# Data shown start

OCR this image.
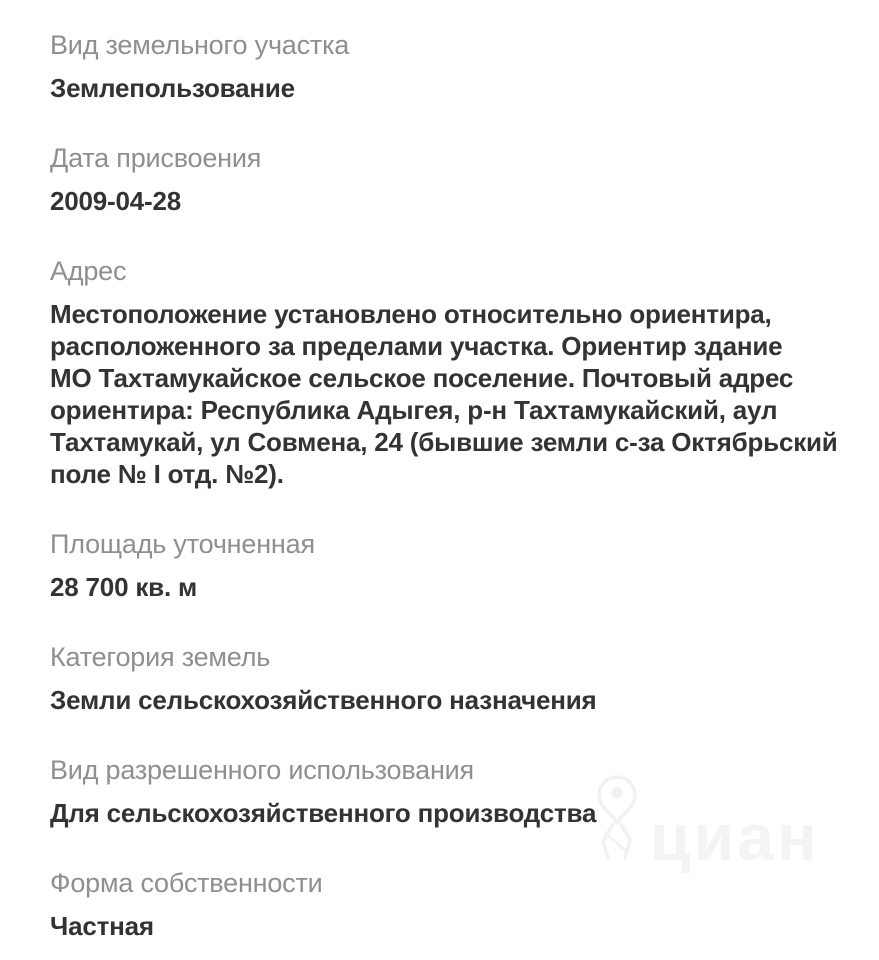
циан
Вид земельного участка
Землепользование
Дата присвоения
2009-04-28
Адрес
Местоположение установлено относительно ориентира,
расположенного за пределами участка. Ориентир здание
МО Тахтамукайское сельское поселение. Почтовый адрес
ориентира: Республика Адыгея, р-н Тахтамукайский, аул
Тахтамукай, ул Совмена, 24 (бывшие земли с-за Октябрьский
поле № I отд. №2).
Площадь уточненная
28 700 кв. м
Категория земель
Земли сельскохозяйственного назначения
Вид разрешенного использования
Для сельскохозяйственного производства
Форма собственности
Частная
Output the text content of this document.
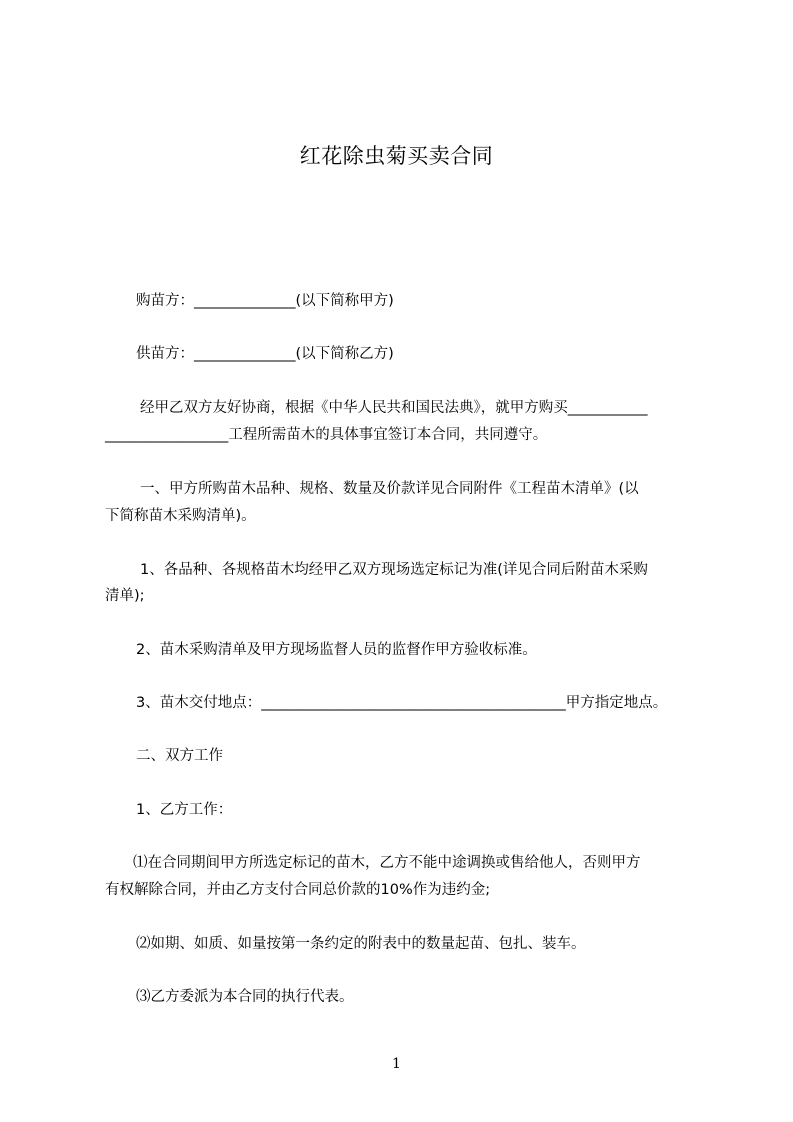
红花除虫菊买卖合同
购苗方：______________(以下简称甲方)
供苗方：______________(以下简称乙方)
经甲乙双方友好协商，根据《中华人民共和国民法典》，就甲方购买___________
_________________工程所需苗木的具体事宜签订本合同，共同遵守。
一、甲方所购苗木品种、规格、数量及价款详见合同附件《工程苗木清单》(以
下简称苗木采购清单)。
1、各品种、各规格苗木均经甲乙双方现场选定标记为准(详见合同后附苗木采购
清单);
2、苗木采购清单及甲方现场监督人员的监督作甲方验收标准。
3、苗木交付地点：__________________________________________甲方指定地点。
二、双方工作
1、乙方工作：
⑴在合同期间甲方所选定标记的苗木，乙方不能中途调换或售给他人，否则甲方
有权解除合同，并由乙方支付合同总价款的10%作为违约金;
⑵如期、如质、如量按第一条约定的附表中的数量起苗、包扎、装车。
⑶乙方委派为本合同的执行代表。
1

# Data shown end

_Set problem_
Skip the pictures and transcribe the rest of the records exactly.

_Solution for this task_
OCR this image.
циан
Вид земельного участка
Землепользование
Дата присвоения
2009-04-28
Адрес
Местоположение установлено относительно ориентира,
расположенного за пределами участка. Ориентир здание
МО Тахтамукайское сельское поселение. Почтовый адрес
ориентира: Республика Адыгея, р-н Тахтамукайский, аул
Тахтамукай, ул Совмена, 24 (бывшие земли с-за Октябрьский
поле № I отд. №2).
Площадь уточненная
28 700 кв. м
Категория земель
Земли сельскохозяйственного назначения
Вид разрешенного использования
Для сельскохозяйственного производства
Форма собственности
Частная
Output the text content of this document.
红花除虫菊买卖合同
购苗方：______________(以下简称甲方)
供苗方：______________(以下简称乙方)
经甲乙双方友好协商，根据《中华人民共和国民法典》，就甲方购买___________
_________________工程所需苗木的具体事宜签订本合同，共同遵守。
一、甲方所购苗木品种、规格、数量及价款详见合同附件《工程苗木清单》(以
下简称苗木采购清单)。
1、各品种、各规格苗木均经甲乙双方现场选定标记为准(详见合同后附苗木采购
清单);
2、苗木采购清单及甲方现场监督人员的监督作甲方验收标准。
3、苗木交付地点：__________________________________________甲方指定地点。
二、双方工作
1、乙方工作：
⑴在合同期间甲方所选定标记的苗木，乙方不能中途调换或售给他人，否则甲方
有权解除合同，并由乙方支付合同总价款的10%作为违约金;
⑵如期、如质、如量按第一条约定的附表中的数量起苗、包扎、装车。
⑶乙方委派为本合同的执行代表。
1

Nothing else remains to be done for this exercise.